» Source passage:

If no probabilities are specified ($n = 0$), then all expansions have the same probability.

The overall sum of probabilities must be 1:

$$\sum_{i = 1}^{n} p(a_i) + \sum_{j = 1}^{m} p(u_i) = 1$$

We check these properties while distributing probabilities.

The function exp_probabilities() returns a mapping of all expansions in a rule to their respective probabilities.

def exp_probabilities(expansions: List[Expansion],
                      nonterminal: str ="<symbol>") \
        -> Dict[Expansion, float]:
    probabilities = [exp_prob(expansion) for expansion in expansions]
    prob_dist = prob_distribution(probabilities, nonterminal)

    prob_mapping: Dict[Expansion, float] = {}
    for i in range(len(expansions)):
        expansion = exp_string(expansions[i])
        prob_mapping[expansion] = prob_dist[i]

    return prob_mapping

The gist of exp_probabilities() is handled in prob_distribution(), which does the actual checking and computation.

def prob_distribution(probabilities: List[Optional[float]],
                      nonterminal: str = "<symbol>"):
    epsilon = 0.00001

    number_of_unspecified_probabilities = probabilities.count(None)
    if number_of_unspecified_probabilities == 0:
        sum_probabilities = cast(float, sum(probabilities))
        assert abs(sum_probabilities - 1.0) < epsilon, \
            nonterminal + ": sum of probabilities must be 1.0"

» Problems to work on:
A. In the passage on grammar expansion probabilities, what does the function exp_probabilities() return?
B. Continue the passage on grammar expansion probabilities from the point where it stops.

» Source material:
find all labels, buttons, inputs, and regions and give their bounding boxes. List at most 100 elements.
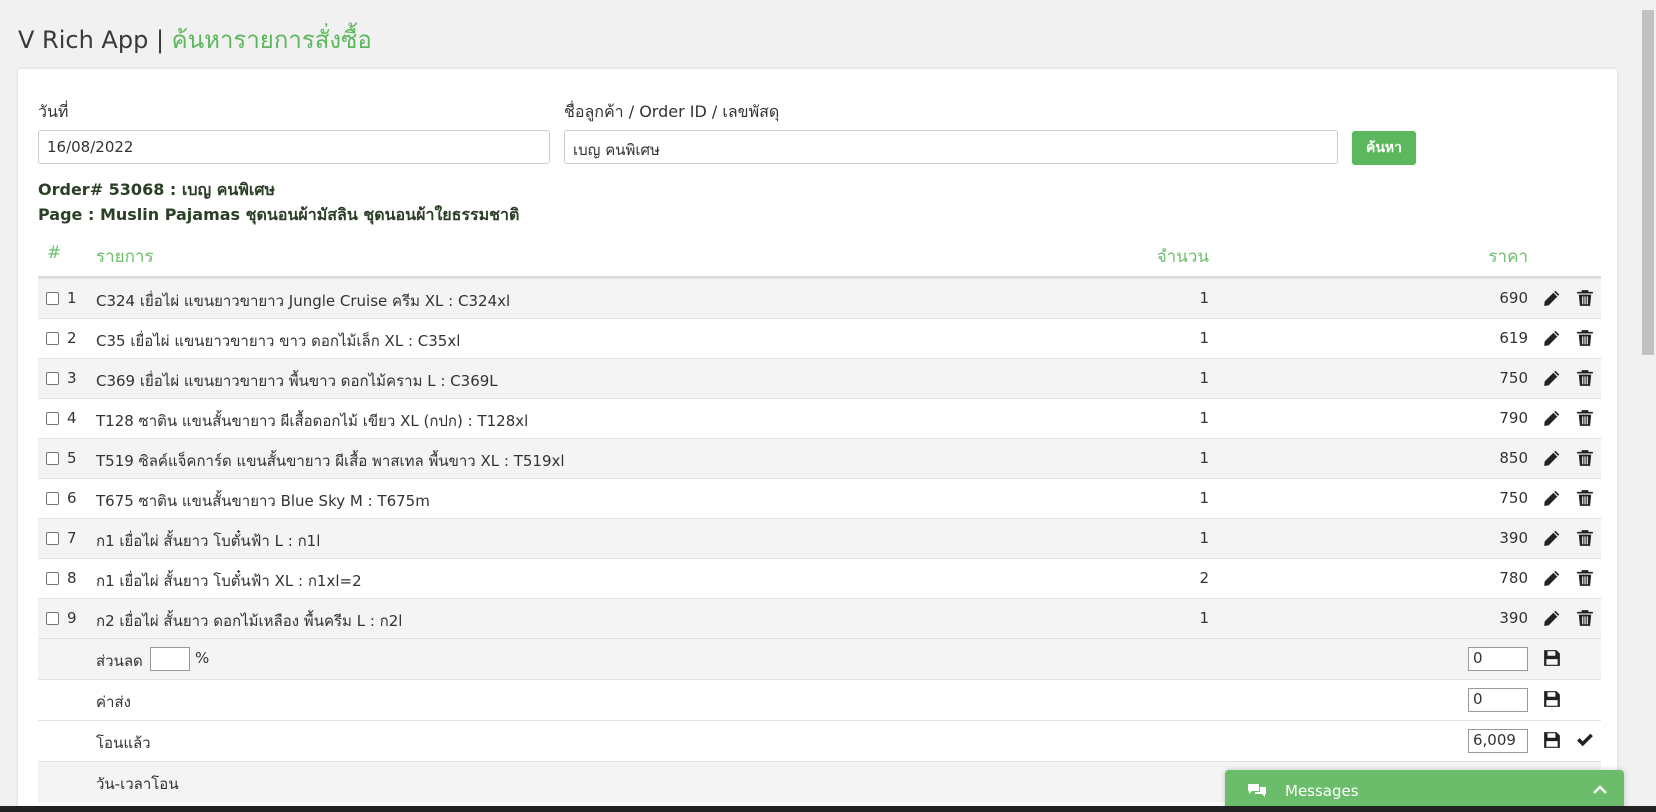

» Answers to the exercise:
A. A mapping of all expansions in a rule to their respective probabilities.

B.
        return probabilities

    sum_of_specified_probabilities = 0.0
    for p in probabilities:
        if p is not None:
            sum_of_specified_probabilities += p
    assert 0 <= sum_of_specified_probabilities <= 1.0, \
        nonterminal + ": sum of specified probabilities must be between 0.0 and 1.0"

    default_probability = ((1.0 - sum_of_specified_probabilities)
                           / number_of_unspecified_probabilities)
    all_probabilities = []
    for p in probabilities:
        if p is None:
            p = default_probability
        all_probabilities.append(p)

    assert abs(sum(all_probabilities) - 1.0) < epsilon
    return all_probabilities

Here's the mapping exp_probabilities() returns for the annotated <leaddigit> element:

print(exp_probabilities(PROBABILISTIC_EXPR_GRAMMAR["<leaddigit>"]))

If no expansion is annotated, all expansions have the same likelihood of being selected, as in our previous grammar fuzzers.

print(exp_probabilities(PROBABILISTIC_EXPR_GRAMMAR["<digit>"]))

Here's how exp_probabilities() distributes any remaining probability across non-annotated expansions:

exp_probabilities(PROBABILISTIC_EXPR_GRAMMAR["<expr>"])

Checking Probabilities¶

We can use the checking capabilities of exp_probabilities() to check a probabilistic grammar for consistency:

def is_valid_probabilistic_grammar(grammar: Grammar,
                                   start_symbol: str = START_SYMBOL) -> bool:
    if not is_valid_grammar(grammar, start_symbol):
        return False

    for nonterminal in grammar:
        expansions = grammar[nonterminal]
        _ = exp_probabilities(expansions, nonterminal)

    return True

assert is_valid_probabilistic_grammar(PROBABILISTIC_EXPR_GRAMMAR)

assert is_valid_probabilistic_grammar(EXPR_GRAMMAR)

from ExpectError import ExpectError

with ExpectError():
    assert is_valid_probabilistic_grammar({"<start>": [("1", opts(prob=0.5))]})

with ExpectError():
    assert is_valid_probabilistic_grammar(
        {"<start>": [("1", opts(prob=1.5)), "2"]})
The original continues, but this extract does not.